REQUEST:
Write the entries below out again exactly; any picture in them stays out.

RECORDS FOR PROCESSING:
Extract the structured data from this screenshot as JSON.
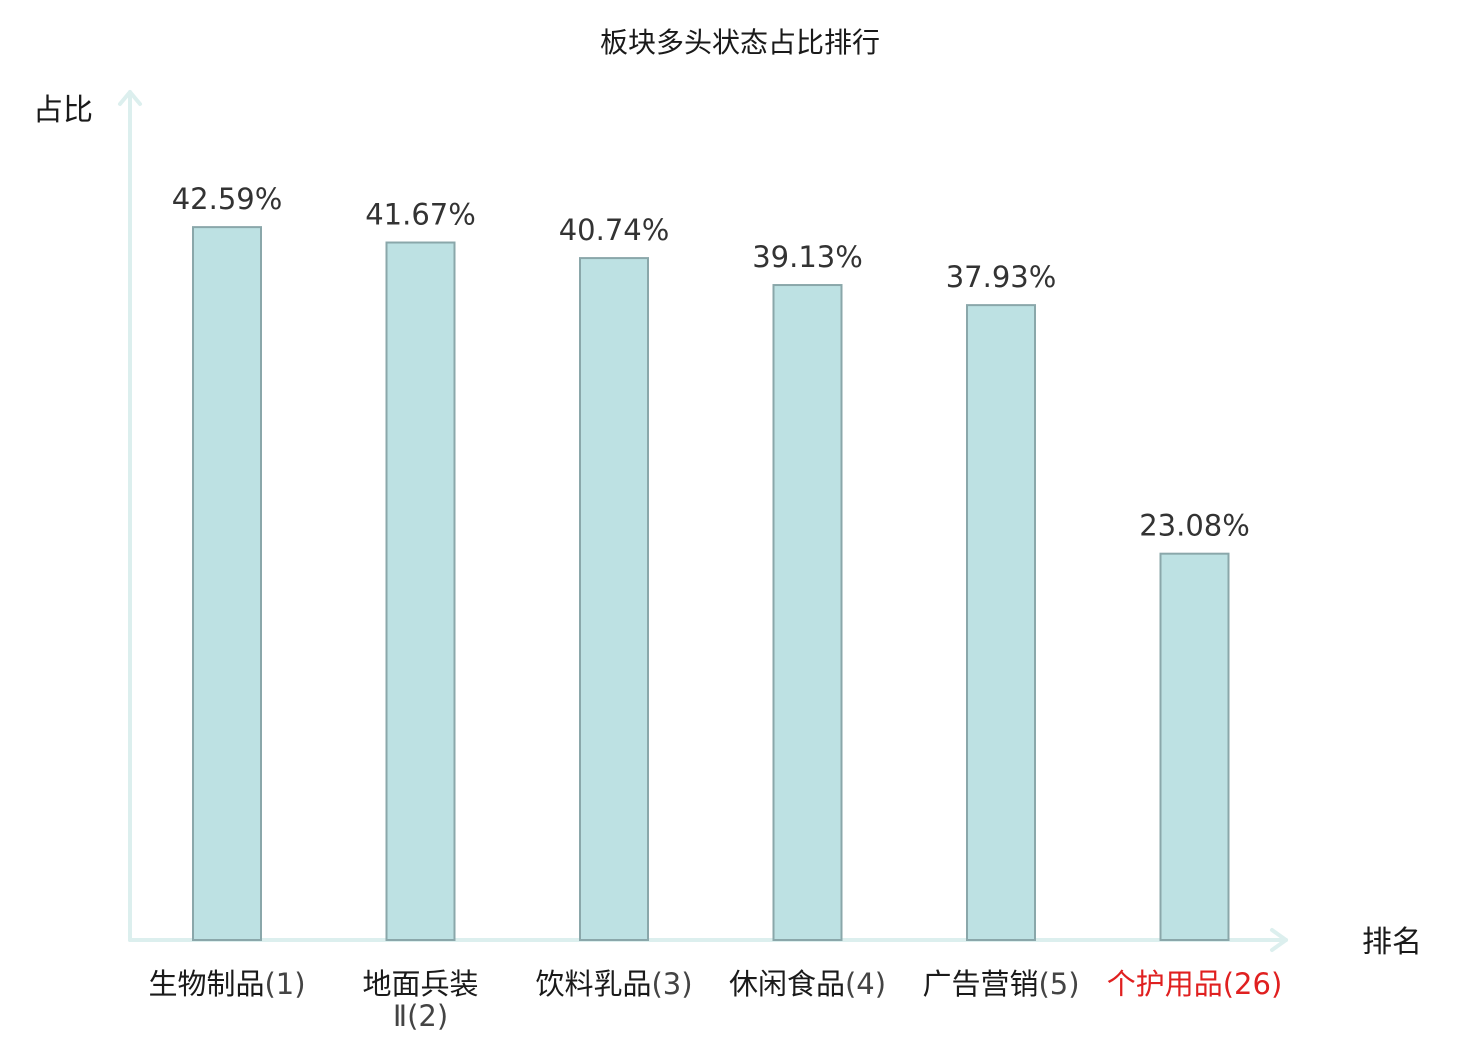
{
  "chart_data": {
    "type": "bar",
    "title": "板块多头状态占比排行",
    "xlabel": "排名",
    "ylabel": "占比",
    "categories": [
      {
        "name": "生物制品",
        "rank": "(1)"
      },
      {
        "name": "地面兵装",
        "name2": "Ⅱ(2)"
      },
      {
        "name": "饮料乳品",
        "rank": "(3)"
      },
      {
        "name": "休闲食品",
        "rank": "(4)"
      },
      {
        "name": "广告营销",
        "rank": "(5)"
      },
      {
        "name": "个护用品",
        "rank": "(26)",
        "highlight": true
      }
    ],
    "values": [
      42.59,
      41.67,
      40.74,
      39.13,
      37.93,
      23.08
    ],
    "value_labels": [
      "42.59%",
      "41.67%",
      "40.74%",
      "39.13%",
      "37.93%",
      "23.08%"
    ],
    "ylim": [
      0,
      46.6
    ],
    "grid": false,
    "bar_color": "#bde1e3",
    "bar_border_color": "#8aa7aa",
    "axis_color": "#dcefee",
    "highlight_color": "#e02020"
  }
}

RESPONSE TO THE TASK:
Extract the structured data from this screenshot as JSON.
{
  "chart_data": {
    "type": "bar",
    "title": "板块多头状态占比排行",
    "xlabel": "排名",
    "ylabel": "占比",
    "categories": [
      {
        "name": "生物制品",
        "rank": "(1)"
      },
      {
        "name": "地面兵装",
        "name2": "Ⅱ(2)"
      },
      {
        "name": "饮料乳品",
        "rank": "(3)"
      },
      {
        "name": "休闲食品",
        "rank": "(4)"
      },
      {
        "name": "广告营销",
        "rank": "(5)"
      },
      {
        "name": "个护用品",
        "rank": "(26)",
        "highlight": true
      }
    ],
    "values": [
      42.59,
      41.67,
      40.74,
      39.13,
      37.93,
      23.08
    ],
    "value_labels": [
      "42.59%",
      "41.67%",
      "40.74%",
      "39.13%",
      "37.93%",
      "23.08%"
    ],
    "ylim": [
      0,
      46.6
    ],
    "grid": false,
    "bar_color": "#bde1e3",
    "bar_border_color": "#8aa7aa",
    "axis_color": "#dcefee",
    "highlight_color": "#e02020"
  }
}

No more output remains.